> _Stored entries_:

══════════════════════════════

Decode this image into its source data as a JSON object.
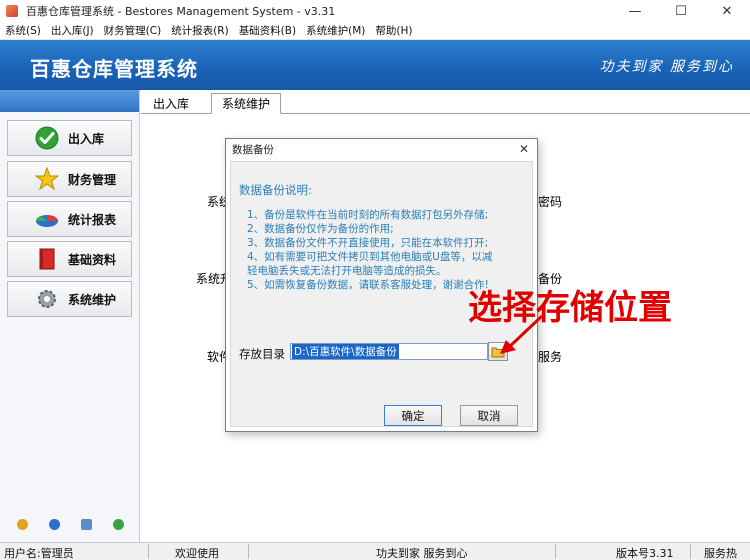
{
  "window": {
    "title": "百惠仓库管理系统 - Bestores Management System - v3.31",
    "minimize_icon": "minimize-icon",
    "maximize_icon": "maximize-icon",
    "close_icon": "close-icon"
  },
  "menu": {
    "items": [
      "系统(S)",
      "出入库(J)",
      "财务管理(C)",
      "统计报表(R)",
      "基础资料(B)",
      "系统维护(M)",
      "帮助(H)"
    ]
  },
  "banner": {
    "title": "百惠仓库管理系统",
    "slogan": "功夫到家  服务到心"
  },
  "sidebar": {
    "items": [
      {
        "label": "出入库",
        "icon": "check-circle-icon"
      },
      {
        "label": "财务管理",
        "icon": "star-icon"
      },
      {
        "label": "统计报表",
        "icon": "pie-chart-icon"
      },
      {
        "label": "基础资料",
        "icon": "book-icon"
      },
      {
        "label": "系统维护",
        "icon": "gear-icon"
      }
    ],
    "bottom_icons": [
      "key-icon",
      "clock-icon",
      "monitor-icon",
      "refresh-icon"
    ]
  },
  "tabs": [
    {
      "label": "出入库",
      "active": false
    },
    {
      "label": "系统维护",
      "active": true
    }
  ],
  "background_labels": {
    "left_top": "系统",
    "left_mid": "系统升",
    "left_bottom": "软件",
    "right_top": "密码",
    "right_mid": "备份",
    "right_bottom": "服务"
  },
  "dialog": {
    "title": "数据备份",
    "heading": "数据备份说明:",
    "lines": [
      "1、备份是软件在当前时刻的所有数据打包另外存储;",
      "2、数据备份仅作为备份的作用;",
      "3、数据备份文件不开直接使用，只能在本软件打开;",
      "4、如有需要可把文件拷贝到其他电脑或U盘等，以减",
      "    轻电脑丢失或无法打开电脑等造成的损失。",
      "5、如需恢复备份数据，请联系客服处理，谢谢合作!"
    ],
    "dir_label": "存放目录",
    "dir_value": "D:\\百惠软件\\数据备份",
    "ok_label": "确定",
    "cancel_label": "取消"
  },
  "annotation": "选择存储位置",
  "status": {
    "user": "用户名:管理员",
    "welcome": "欢迎使用",
    "slogan": "功夫到家 服务到心",
    "version": "版本号3.31",
    "service": "服务热"
  },
  "colors": {
    "banner": "#1a64b8",
    "annotation": "#e00000",
    "dialog_text": "#2a7fb8",
    "selection": "#1a66c9"
  }
}
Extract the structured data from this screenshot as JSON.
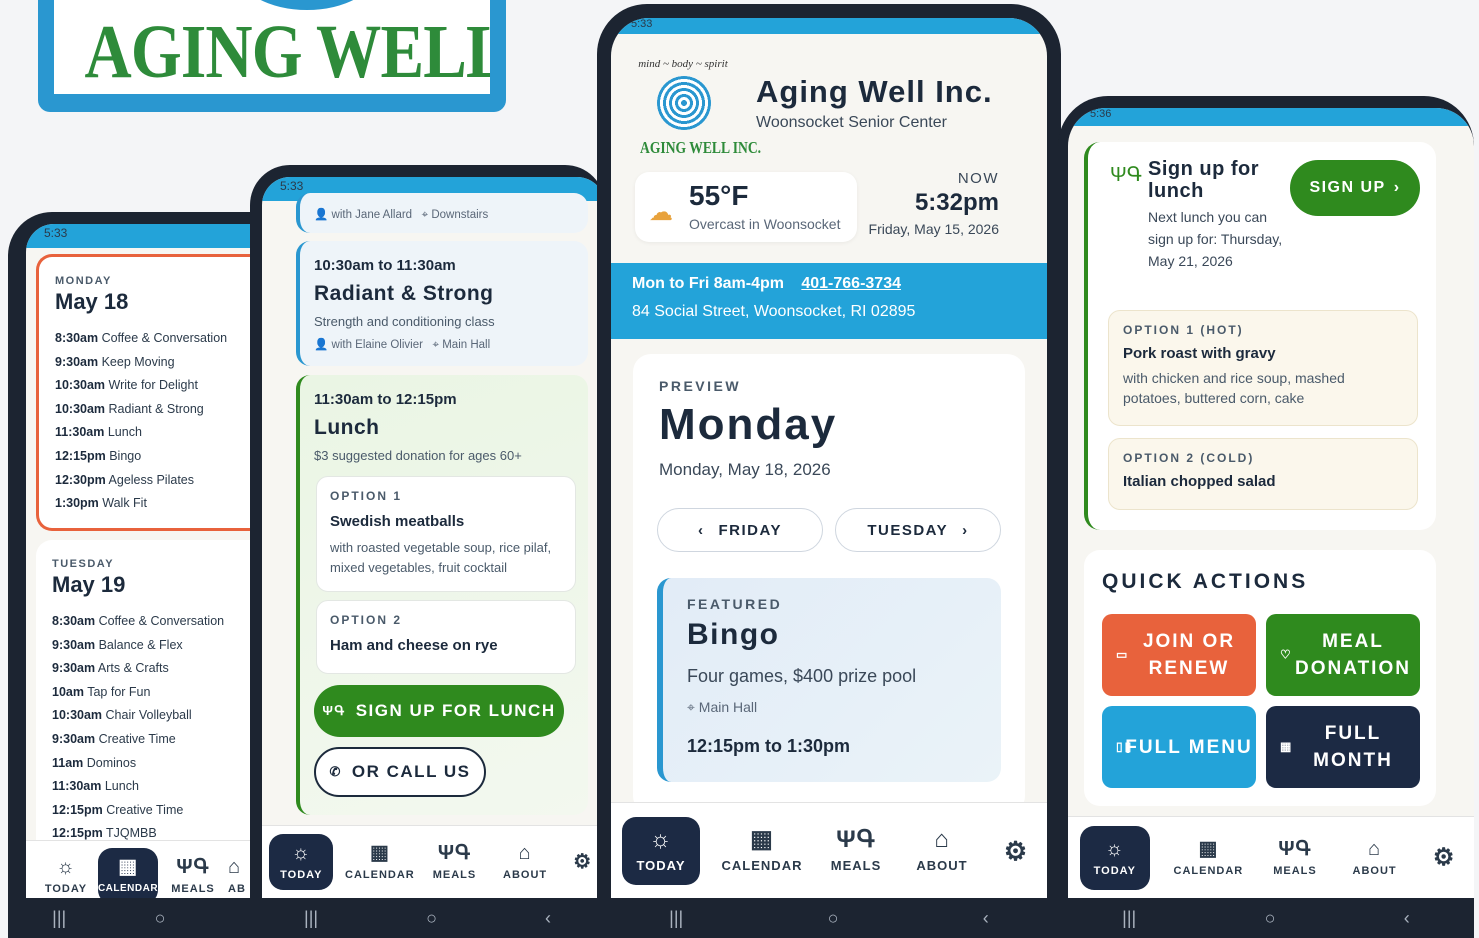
{
  "logo": {
    "text": "AGING WELL INC."
  },
  "phone1": {
    "status_time": "5:33",
    "days": [
      {
        "dow": "MONDAY",
        "date": "May 18",
        "events": [
          {
            "time": "8:30am",
            "title": "Coffee & Conversation"
          },
          {
            "time": "9:30am",
            "title": "Keep Moving"
          },
          {
            "time": "10:30am",
            "title": "Write for Delight"
          },
          {
            "time": "10:30am",
            "title": "Radiant & Strong"
          },
          {
            "time": "11:30am",
            "title": "Lunch"
          },
          {
            "time": "12:15pm",
            "title": "Bingo"
          },
          {
            "time": "12:30pm",
            "title": "Ageless Pilates"
          },
          {
            "time": "1:30pm",
            "title": "Walk Fit"
          }
        ]
      },
      {
        "dow": "TUESDAY",
        "date": "May 19",
        "events": [
          {
            "time": "8:30am",
            "title": "Coffee & Conversation"
          },
          {
            "time": "9:30am",
            "title": "Balance & Flex"
          },
          {
            "time": "9:30am",
            "title": "Arts & Crafts"
          },
          {
            "time": "10am",
            "title": "Tap for Fun"
          },
          {
            "time": "10:30am",
            "title": "Chair Volleyball"
          },
          {
            "time": "9:30am",
            "title": "Creative Time"
          },
          {
            "time": "11am",
            "title": "Dominos"
          },
          {
            "time": "11:30am",
            "title": "Lunch"
          },
          {
            "time": "12:15pm",
            "title": "Creative Time"
          },
          {
            "time": "12:15pm",
            "title": "TJQMBB"
          }
        ]
      }
    ],
    "nav": {
      "today": "TODAY",
      "calendar": "CALENDAR",
      "meals": "MEALS",
      "about": "AB"
    }
  },
  "phone2": {
    "status_time": "5:33",
    "top_meta": {
      "instructor": "with Jane Allard",
      "location": "Downstairs"
    },
    "event": {
      "time": "10:30am to 11:30am",
      "title": "Radiant & Strong",
      "desc": "Strength and conditioning class",
      "instructor": "with Elaine Olivier",
      "location": "Main Hall"
    },
    "lunch": {
      "time": "11:30am to 12:15pm",
      "title": "Lunch",
      "desc": "$3 suggested donation for ages 60+",
      "option1": {
        "label": "OPTION 1",
        "name": "Swedish meatballs",
        "desc": "with roasted vegetable soup, rice pilaf, mixed vegetables, fruit cocktail"
      },
      "option2": {
        "label": "OPTION 2",
        "name": "Ham and cheese on rye"
      },
      "signup": "SIGN UP FOR LUNCH",
      "call": "OR CALL US"
    },
    "nav": {
      "today": "TODAY",
      "calendar": "CALENDAR",
      "meals": "MEALS",
      "about": "ABOUT"
    }
  },
  "phone3": {
    "status_time": "5:33",
    "logo_tagline": "mind ~ body ~ spirit",
    "logo_text": "AGING WELL INC.",
    "title": "Aging Well Inc.",
    "subtitle": "Woonsocket Senior Center",
    "weather": {
      "temp": "55°F",
      "desc": "Overcast in Woonsocket"
    },
    "now": {
      "label": "NOW",
      "time": "5:32pm",
      "date": "Friday, May 15, 2026"
    },
    "info": {
      "hours": "Mon to Fri 8am-4pm",
      "phone": "401-766-3734",
      "address": "84 Social Street, Woonsocket, RI 02895"
    },
    "preview": {
      "label": "PREVIEW",
      "day": "Monday",
      "date": "Monday, May 18, 2026",
      "prev": "FRIDAY",
      "next": "TUESDAY"
    },
    "featured": {
      "label": "FEATURED",
      "title": "Bingo",
      "desc": "Four games, $400 prize pool",
      "location": "Main Hall",
      "time": "12:15pm to 1:30pm"
    },
    "nav": {
      "today": "TODAY",
      "calendar": "CALENDAR",
      "meals": "MEALS",
      "about": "ABOUT"
    }
  },
  "phone4": {
    "status_time": "5:36",
    "signup": {
      "title": "Sign up for lunch",
      "button": "SIGN UP",
      "desc": "Next lunch you can sign up for: Thursday, May 21, 2026"
    },
    "option1": {
      "label": "OPTION 1 (HOT)",
      "name": "Pork roast with gravy",
      "desc": "with chicken and rice soup, mashed potatoes, buttered corn, cake"
    },
    "option2": {
      "label": "OPTION 2 (COLD)",
      "name": "Italian chopped salad"
    },
    "quick": {
      "title": "QUICK ACTIONS",
      "join": "JOIN OR RENEW",
      "donation": "MEAL DONATION",
      "menu": "FULL MENU",
      "month": "FULL MONTH"
    },
    "nav": {
      "today": "TODAY",
      "calendar": "CALENDAR",
      "meals": "MEALS",
      "about": "ABOUT"
    }
  },
  "colors": {
    "blue": "#23a3d9",
    "green": "#2f8a1e",
    "orange": "#e8623c",
    "navy": "#1c2a44"
  }
}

══════════════════════════════

> _THE REQUEST_: Output the records above exactly; leave out the pictures.

> _RESPONSE_:
Decode this image into its source data as a JSON object.
{
  "window": {
    "title": "百惠仓库管理系统 - Bestores Management System - v3.31",
    "minimize_icon": "minimize-icon",
    "maximize_icon": "maximize-icon",
    "close_icon": "close-icon"
  },
  "menu": {
    "items": [
      "系统(S)",
      "出入库(J)",
      "财务管理(C)",
      "统计报表(R)",
      "基础资料(B)",
      "系统维护(M)",
      "帮助(H)"
    ]
  },
  "banner": {
    "title": "百惠仓库管理系统",
    "slogan": "功夫到家  服务到心"
  },
  "sidebar": {
    "items": [
      {
        "label": "出入库",
        "icon": "check-circle-icon"
      },
      {
        "label": "财务管理",
        "icon": "star-icon"
      },
      {
        "label": "统计报表",
        "icon": "pie-chart-icon"
      },
      {
        "label": "基础资料",
        "icon": "book-icon"
      },
      {
        "label": "系统维护",
        "icon": "gear-icon"
      }
    ],
    "bottom_icons": [
      "key-icon",
      "clock-icon",
      "monitor-icon",
      "refresh-icon"
    ]
  },
  "tabs": [
    {
      "label": "出入库",
      "active": false
    },
    {
      "label": "系统维护",
      "active": true
    }
  ],
  "background_labels": {
    "left_top": "系统",
    "left_mid": "系统升",
    "left_bottom": "软件",
    "right_top": "密码",
    "right_mid": "备份",
    "right_bottom": "服务"
  },
  "dialog": {
    "title": "数据备份",
    "heading": "数据备份说明:",
    "lines": [
      "1、备份是软件在当前时刻的所有数据打包另外存储;",
      "2、数据备份仅作为备份的作用;",
      "3、数据备份文件不开直接使用，只能在本软件打开;",
      "4、如有需要可把文件拷贝到其他电脑或U盘等，以减",
      "    轻电脑丢失或无法打开电脑等造成的损失。",
      "5、如需恢复备份数据，请联系客服处理，谢谢合作!"
    ],
    "dir_label": "存放目录",
    "dir_value": "D:\\百惠软件\\数据备份",
    "ok_label": "确定",
    "cancel_label": "取消"
  },
  "annotation": "选择存储位置",
  "status": {
    "user": "用户名:管理员",
    "welcome": "欢迎使用",
    "slogan": "功夫到家 服务到心",
    "version": "版本号3.31",
    "service": "服务热"
  },
  "colors": {
    "banner": "#1a64b8",
    "annotation": "#e00000",
    "dialog_text": "#2a7fb8",
    "selection": "#1a66c9"
  }
}
Extract the structured data from this screenshot as JSON.
{
  "logo": {
    "text": "AGING WELL INC."
  },
  "phone1": {
    "status_time": "5:33",
    "days": [
      {
        "dow": "MONDAY",
        "date": "May 18",
        "events": [
          {
            "time": "8:30am",
            "title": "Coffee & Conversation"
          },
          {
            "time": "9:30am",
            "title": "Keep Moving"
          },
          {
            "time": "10:30am",
            "title": "Write for Delight"
          },
          {
            "time": "10:30am",
            "title": "Radiant & Strong"
          },
          {
            "time": "11:30am",
            "title": "Lunch"
          },
          {
            "time": "12:15pm",
            "title": "Bingo"
          },
          {
            "time": "12:30pm",
            "title": "Ageless Pilates"
          },
          {
            "time": "1:30pm",
            "title": "Walk Fit"
          }
        ]
      },
      {
        "dow": "TUESDAY",
        "date": "May 19",
        "events": [
          {
            "time": "8:30am",
            "title": "Coffee & Conversation"
          },
          {
            "time": "9:30am",
            "title": "Balance & Flex"
          },
          {
            "time": "9:30am",
            "title": "Arts & Crafts"
          },
          {
            "time": "10am",
            "title": "Tap for Fun"
          },
          {
            "time": "10:30am",
            "title": "Chair Volleyball"
          },
          {
            "time": "9:30am",
            "title": "Creative Time"
          },
          {
            "time": "11am",
            "title": "Dominos"
          },
          {
            "time": "11:30am",
            "title": "Lunch"
          },
          {
            "time": "12:15pm",
            "title": "Creative Time"
          },
          {
            "time": "12:15pm",
            "title": "TJQMBB"
          }
        ]
      }
    ],
    "nav": {
      "today": "TODAY",
      "calendar": "CALENDAR",
      "meals": "MEALS",
      "about": "AB"
    }
  },
  "phone2": {
    "status_time": "5:33",
    "top_meta": {
      "instructor": "with Jane Allard",
      "location": "Downstairs"
    },
    "event": {
      "time": "10:30am to 11:30am",
      "title": "Radiant & Strong",
      "desc": "Strength and conditioning class",
      "instructor": "with Elaine Olivier",
      "location": "Main Hall"
    },
    "lunch": {
      "time": "11:30am to 12:15pm",
      "title": "Lunch",
      "desc": "$3 suggested donation for ages 60+",
      "option1": {
        "label": "OPTION 1",
        "name": "Swedish meatballs",
        "desc": "with roasted vegetable soup, rice pilaf, mixed vegetables, fruit cocktail"
      },
      "option2": {
        "label": "OPTION 2",
        "name": "Ham and cheese on rye"
      },
      "signup": "SIGN UP FOR LUNCH",
      "call": "OR CALL US"
    },
    "nav": {
      "today": "TODAY",
      "calendar": "CALENDAR",
      "meals": "MEALS",
      "about": "ABOUT"
    }
  },
  "phone3": {
    "status_time": "5:33",
    "logo_tagline": "mind ~ body ~ spirit",
    "logo_text": "AGING WELL INC.",
    "title": "Aging Well Inc.",
    "subtitle": "Woonsocket Senior Center",
    "weather": {
      "temp": "55°F",
      "desc": "Overcast in Woonsocket"
    },
    "now": {
      "label": "NOW",
      "time": "5:32pm",
      "date": "Friday, May 15, 2026"
    },
    "info": {
      "hours": "Mon to Fri 8am-4pm",
      "phone": "401-766-3734",
      "address": "84 Social Street, Woonsocket, RI 02895"
    },
    "preview": {
      "label": "PREVIEW",
      "day": "Monday",
      "date": "Monday, May 18, 2026",
      "prev": "FRIDAY",
      "next": "TUESDAY"
    },
    "featured": {
      "label": "FEATURED",
      "title": "Bingo",
      "desc": "Four games, $400 prize pool",
      "location": "Main Hall",
      "time": "12:15pm to 1:30pm"
    },
    "nav": {
      "today": "TODAY",
      "calendar": "CALENDAR",
      "meals": "MEALS",
      "about": "ABOUT"
    }
  },
  "phone4": {
    "status_time": "5:36",
    "signup": {
      "title": "Sign up for lunch",
      "button": "SIGN UP",
      "desc": "Next lunch you can sign up for: Thursday, May 21, 2026"
    },
    "option1": {
      "label": "OPTION 1 (HOT)",
      "name": "Pork roast with gravy",
      "desc": "with chicken and rice soup, mashed potatoes, buttered corn, cake"
    },
    "option2": {
      "label": "OPTION 2 (COLD)",
      "name": "Italian chopped salad"
    },
    "quick": {
      "title": "QUICK ACTIONS",
      "join": "JOIN OR RENEW",
      "donation": "MEAL DONATION",
      "menu": "FULL MENU",
      "month": "FULL MONTH"
    },
    "nav": {
      "today": "TODAY",
      "calendar": "CALENDAR",
      "meals": "MEALS",
      "about": "ABOUT"
    }
  },
  "colors": {
    "blue": "#23a3d9",
    "green": "#2f8a1e",
    "orange": "#e8623c",
    "navy": "#1c2a44"
  }
}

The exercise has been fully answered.